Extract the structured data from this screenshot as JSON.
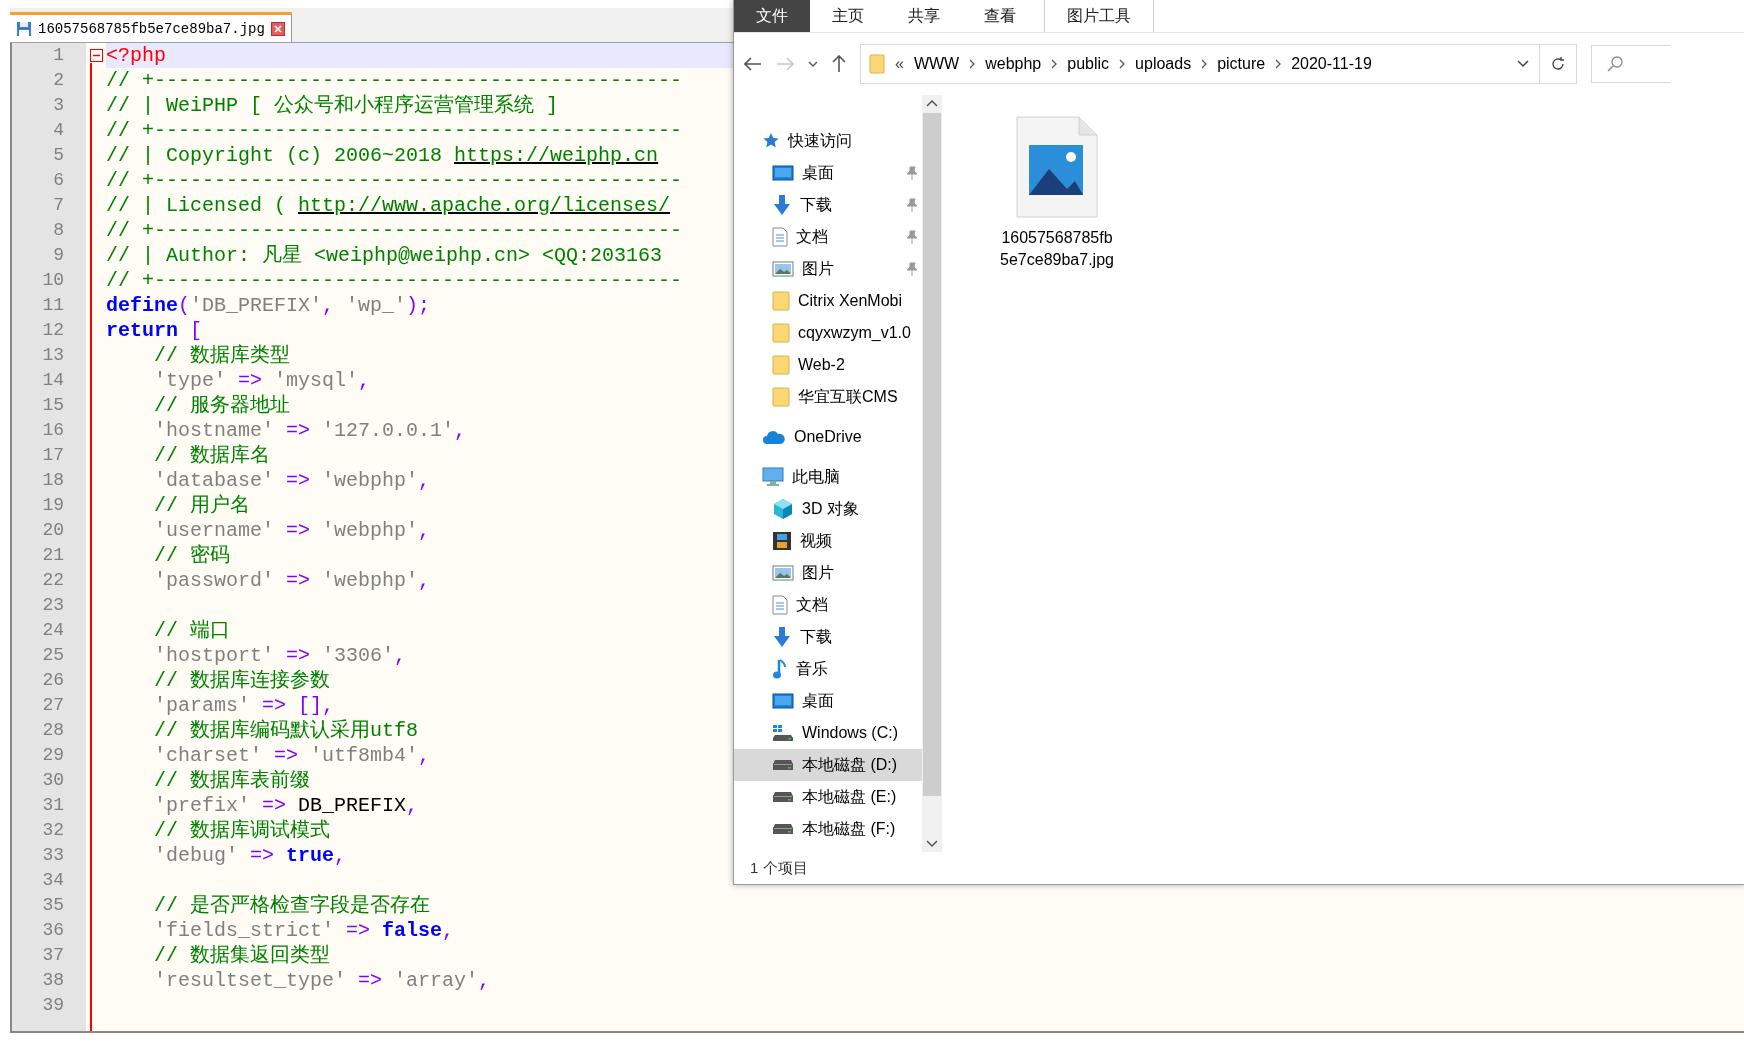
{
  "editor": {
    "tab": {
      "filename": "16057568785fb5e7ce89ba7.jpg",
      "selected": true
    },
    "lines": [
      {
        "number": "1",
        "current": true,
        "fold": true,
        "tokens": [
          {
            "kind": "tag",
            "text": "<?php"
          }
        ]
      },
      {
        "number": "2",
        "current": false,
        "fold": false,
        "tokens": [
          {
            "kind": "comment",
            "text": "// +--------------------------------------------"
          }
        ]
      },
      {
        "number": "3",
        "current": false,
        "fold": false,
        "tokens": [
          {
            "kind": "comment",
            "text": "// | WeiPHP [ 公众号和小程序运营管理系统 ]"
          }
        ]
      },
      {
        "number": "4",
        "current": false,
        "fold": false,
        "tokens": [
          {
            "kind": "comment",
            "text": "// +--------------------------------------------"
          }
        ]
      },
      {
        "number": "5",
        "current": false,
        "fold": false,
        "tokens": [
          {
            "kind": "comment",
            "text": "// | Copyright (c) 2006~2018 "
          },
          {
            "kind": "link",
            "text": "https://weiphp.cn"
          }
        ]
      },
      {
        "number": "6",
        "current": false,
        "fold": false,
        "tokens": [
          {
            "kind": "comment",
            "text": "// +--------------------------------------------"
          }
        ]
      },
      {
        "number": "7",
        "current": false,
        "fold": false,
        "tokens": [
          {
            "kind": "comment",
            "text": "// | Licensed ( "
          },
          {
            "kind": "link",
            "text": "http://www.apache.org/licenses/"
          }
        ]
      },
      {
        "number": "8",
        "current": false,
        "fold": false,
        "tokens": [
          {
            "kind": "comment",
            "text": "// +--------------------------------------------"
          }
        ]
      },
      {
        "number": "9",
        "current": false,
        "fold": false,
        "tokens": [
          {
            "kind": "comment",
            "text": "// | Author: 凡星 <weiphp@weiphp.cn> <QQ:203163"
          }
        ]
      },
      {
        "number": "10",
        "current": false,
        "fold": false,
        "tokens": [
          {
            "kind": "comment",
            "text": "// +--------------------------------------------"
          }
        ]
      },
      {
        "number": "11",
        "current": false,
        "fold": false,
        "tokens": [
          {
            "kind": "keyword",
            "text": "define"
          },
          {
            "kind": "operator",
            "text": "("
          },
          {
            "kind": "string",
            "text": "'DB_PREFIX'"
          },
          {
            "kind": "operator",
            "text": ", "
          },
          {
            "kind": "string",
            "text": "'wp_'"
          },
          {
            "kind": "operator",
            "text": ");"
          }
        ]
      },
      {
        "number": "12",
        "current": false,
        "fold": false,
        "tokens": [
          {
            "kind": "keyword",
            "text": "return"
          },
          {
            "kind": "operator",
            "text": " ["
          }
        ]
      },
      {
        "number": "13",
        "current": false,
        "fold": false,
        "tokens": [
          {
            "kind": "comment",
            "text": "    // 数据库类型"
          }
        ]
      },
      {
        "number": "14",
        "current": false,
        "fold": false,
        "tokens": [
          {
            "kind": "string",
            "text": "    'type'"
          },
          {
            "kind": "operator",
            "text": " => "
          },
          {
            "kind": "string",
            "text": "'mysql'"
          },
          {
            "kind": "operator",
            "text": ","
          }
        ]
      },
      {
        "number": "15",
        "current": false,
        "fold": false,
        "tokens": [
          {
            "kind": "comment",
            "text": "    // 服务器地址"
          }
        ]
      },
      {
        "number": "16",
        "current": false,
        "fold": false,
        "tokens": [
          {
            "kind": "string",
            "text": "    'hostname'"
          },
          {
            "kind": "operator",
            "text": " => "
          },
          {
            "kind": "string",
            "text": "'127.0.0.1'"
          },
          {
            "kind": "operator",
            "text": ","
          }
        ]
      },
      {
        "number": "17",
        "current": false,
        "fold": false,
        "tokens": [
          {
            "kind": "comment",
            "text": "    // 数据库名"
          }
        ]
      },
      {
        "number": "18",
        "current": false,
        "fold": false,
        "tokens": [
          {
            "kind": "string",
            "text": "    'database'"
          },
          {
            "kind": "operator",
            "text": " => "
          },
          {
            "kind": "string",
            "text": "'webphp'"
          },
          {
            "kind": "operator",
            "text": ","
          }
        ]
      },
      {
        "number": "19",
        "current": false,
        "fold": false,
        "tokens": [
          {
            "kind": "comment",
            "text": "    // 用户名"
          }
        ]
      },
      {
        "number": "20",
        "current": false,
        "fold": false,
        "tokens": [
          {
            "kind": "string",
            "text": "    'username'"
          },
          {
            "kind": "operator",
            "text": " => "
          },
          {
            "kind": "string",
            "text": "'webphp'"
          },
          {
            "kind": "operator",
            "text": ","
          }
        ]
      },
      {
        "number": "21",
        "current": false,
        "fold": false,
        "tokens": [
          {
            "kind": "comment",
            "text": "    // 密码"
          }
        ]
      },
      {
        "number": "22",
        "current": false,
        "fold": false,
        "tokens": [
          {
            "kind": "string",
            "text": "    'password'"
          },
          {
            "kind": "operator",
            "text": " => "
          },
          {
            "kind": "string",
            "text": "'webphp'"
          },
          {
            "kind": "operator",
            "text": ","
          }
        ]
      },
      {
        "number": "23",
        "current": false,
        "fold": false
      },
      {
        "number": "24",
        "current": false,
        "fold": false,
        "tokens": [
          {
            "kind": "comment",
            "text": "    // 端口"
          }
        ]
      },
      {
        "number": "25",
        "current": false,
        "fold": false,
        "tokens": [
          {
            "kind": "string",
            "text": "    'hostport'"
          },
          {
            "kind": "operator",
            "text": " => "
          },
          {
            "kind": "string",
            "text": "'3306'"
          },
          {
            "kind": "operator",
            "text": ","
          }
        ]
      },
      {
        "number": "26",
        "current": false,
        "fold": false,
        "tokens": [
          {
            "kind": "comment",
            "text": "    // 数据库连接参数"
          }
        ]
      },
      {
        "number": "27",
        "current": false,
        "fold": false,
        "tokens": [
          {
            "kind": "string",
            "text": "    'params'"
          },
          {
            "kind": "operator",
            "text": " => [],"
          }
        ]
      },
      {
        "number": "28",
        "current": false,
        "fold": false,
        "tokens": [
          {
            "kind": "comment",
            "text": "    // 数据库编码默认采用utf8"
          }
        ]
      },
      {
        "number": "29",
        "current": false,
        "fold": false,
        "tokens": [
          {
            "kind": "string",
            "text": "    'charset'"
          },
          {
            "kind": "operator",
            "text": " => "
          },
          {
            "kind": "string",
            "text": "'utf8mb4'"
          },
          {
            "kind": "operator",
            "text": ","
          }
        ]
      },
      {
        "number": "30",
        "current": false,
        "fold": false,
        "tokens": [
          {
            "kind": "comment",
            "text": "    // 数据库表前缀"
          }
        ]
      },
      {
        "number": "31",
        "current": false,
        "fold": false,
        "tokens": [
          {
            "kind": "string",
            "text": "    'prefix'"
          },
          {
            "kind": "operator",
            "text": " => "
          },
          {
            "kind": "plain",
            "text": "DB_PREFIX"
          },
          {
            "kind": "operator",
            "text": ","
          }
        ]
      },
      {
        "number": "32",
        "current": false,
        "fold": false,
        "tokens": [
          {
            "kind": "comment",
            "text": "    // 数据库调试模式"
          }
        ]
      },
      {
        "number": "33",
        "current": false,
        "fold": false,
        "tokens": [
          {
            "kind": "string",
            "text": "    'debug'"
          },
          {
            "kind": "operator",
            "text": " => "
          },
          {
            "kind": "keyword",
            "text": "true"
          },
          {
            "kind": "operator",
            "text": ","
          }
        ]
      },
      {
        "number": "34",
        "current": false,
        "fold": false
      },
      {
        "number": "35",
        "current": false,
        "fold": false,
        "tokens": [
          {
            "kind": "comment",
            "text": "    // 是否严格检查字段是否存在"
          }
        ]
      },
      {
        "number": "36",
        "current": false,
        "fold": false,
        "tokens": [
          {
            "kind": "string",
            "text": "    'fields_strict'"
          },
          {
            "kind": "operator",
            "text": " => "
          },
          {
            "kind": "keyword",
            "text": "false"
          },
          {
            "kind": "operator",
            "text": ","
          }
        ]
      },
      {
        "number": "37",
        "current": false,
        "fold": false,
        "tokens": [
          {
            "kind": "comment",
            "text": "    // 数据集返回类型"
          }
        ]
      },
      {
        "number": "38",
        "current": false,
        "fold": false,
        "tokens": [
          {
            "kind": "string",
            "text": "    'resultset_type'"
          },
          {
            "kind": "operator",
            "text": " => "
          },
          {
            "kind": "string",
            "text": "'array'"
          },
          {
            "kind": "operator",
            "text": ","
          }
        ]
      },
      {
        "number": "39",
        "current": false,
        "fold": false
      }
    ]
  },
  "explorer": {
    "ribbon_tabs": [
      {
        "label": "文件",
        "selected": true,
        "kind": "file"
      },
      {
        "label": "主页",
        "selected": false,
        "kind": "tab"
      },
      {
        "label": "共享",
        "selected": false,
        "kind": "tab"
      },
      {
        "label": "查看",
        "selected": false,
        "kind": "tab"
      },
      {
        "label": "图片工具",
        "selected": false,
        "kind": "contextual"
      }
    ],
    "nav_buttons": [
      {
        "kind": "back",
        "disabled": false
      },
      {
        "kind": "forward",
        "disabled": true
      },
      {
        "kind": "recent",
        "disabled": false
      },
      {
        "kind": "up",
        "disabled": false
      }
    ],
    "address": {
      "overflow": "«",
      "crumbs": [
        "WWW",
        "webphp",
        "public",
        "uploads",
        "picture",
        "2020-11-19"
      ]
    },
    "nav_pane": [
      {
        "label": "快速访问",
        "kind": "star",
        "selected": false,
        "pinned": false,
        "children": [
          {
            "label": "桌面",
            "kind": "desktop",
            "selected": false,
            "pinned": true
          },
          {
            "label": "下载",
            "kind": "download",
            "selected": false,
            "pinned": true
          },
          {
            "label": "文档",
            "kind": "document",
            "selected": false,
            "pinned": true
          },
          {
            "label": "图片",
            "kind": "picture",
            "selected": false,
            "pinned": true
          },
          {
            "label": "Citrix XenMobi",
            "kind": "folder",
            "selected": false,
            "pinned": false
          },
          {
            "label": "cqyxwzym_v1.0",
            "kind": "folder",
            "selected": false,
            "pinned": false
          },
          {
            "label": "Web-2",
            "kind": "folder",
            "selected": false,
            "pinned": false
          },
          {
            "label": "华宜互联CMS",
            "kind": "folder",
            "selected": false,
            "pinned": false
          }
        ]
      },
      {
        "label": "OneDrive",
        "kind": "cloud",
        "selected": false,
        "pinned": false
      },
      {
        "label": "此电脑",
        "kind": "computer",
        "selected": false,
        "pinned": false,
        "children": [
          {
            "label": "3D 对象",
            "kind": "cube",
            "selected": false,
            "pinned": false
          },
          {
            "label": "视频",
            "kind": "video",
            "selected": false,
            "pinned": false
          },
          {
            "label": "图片",
            "kind": "picture",
            "selected": false,
            "pinned": false
          },
          {
            "label": "文档",
            "kind": "document",
            "selected": false,
            "pinned": false
          },
          {
            "label": "下载",
            "kind": "download",
            "selected": false,
            "pinned": false
          },
          {
            "label": "音乐",
            "kind": "music",
            "selected": false,
            "pinned": false
          },
          {
            "label": "桌面",
            "kind": "desktop",
            "selected": false,
            "pinned": false
          },
          {
            "label": "Windows (C:)",
            "kind": "windows-drive",
            "selected": false,
            "pinned": false
          },
          {
            "label": "本地磁盘 (D:)",
            "kind": "drive",
            "selected": true,
            "pinned": false
          },
          {
            "label": "本地磁盘 (E:)",
            "kind": "drive",
            "selected": false,
            "pinned": false
          },
          {
            "label": "本地磁盘 (F:)",
            "kind": "drive",
            "selected": false,
            "pinned": false
          }
        ]
      }
    ],
    "files": [
      {
        "name_lines": [
          "16057568785fb",
          "5e7ce89ba7.jpg"
        ],
        "kind": "image"
      }
    ],
    "status_bar": {
      "count": "1 个项目"
    }
  }
}
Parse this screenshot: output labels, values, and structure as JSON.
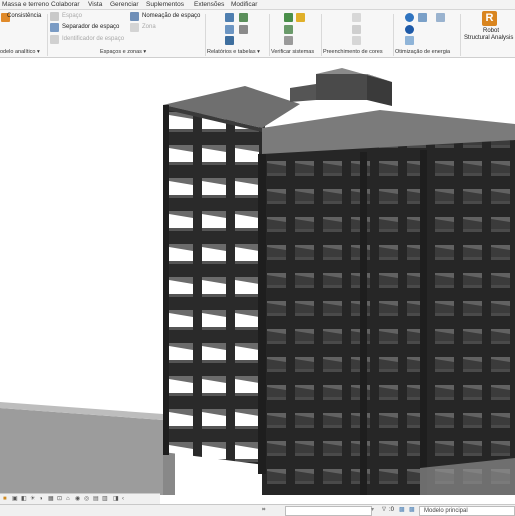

===============

Scan the records for the string "JSON". Copy each line in which it appears.

Extract the structured data from this screenshot as JSON.
Parse this screenshot: output labels, values, and structure as JSON.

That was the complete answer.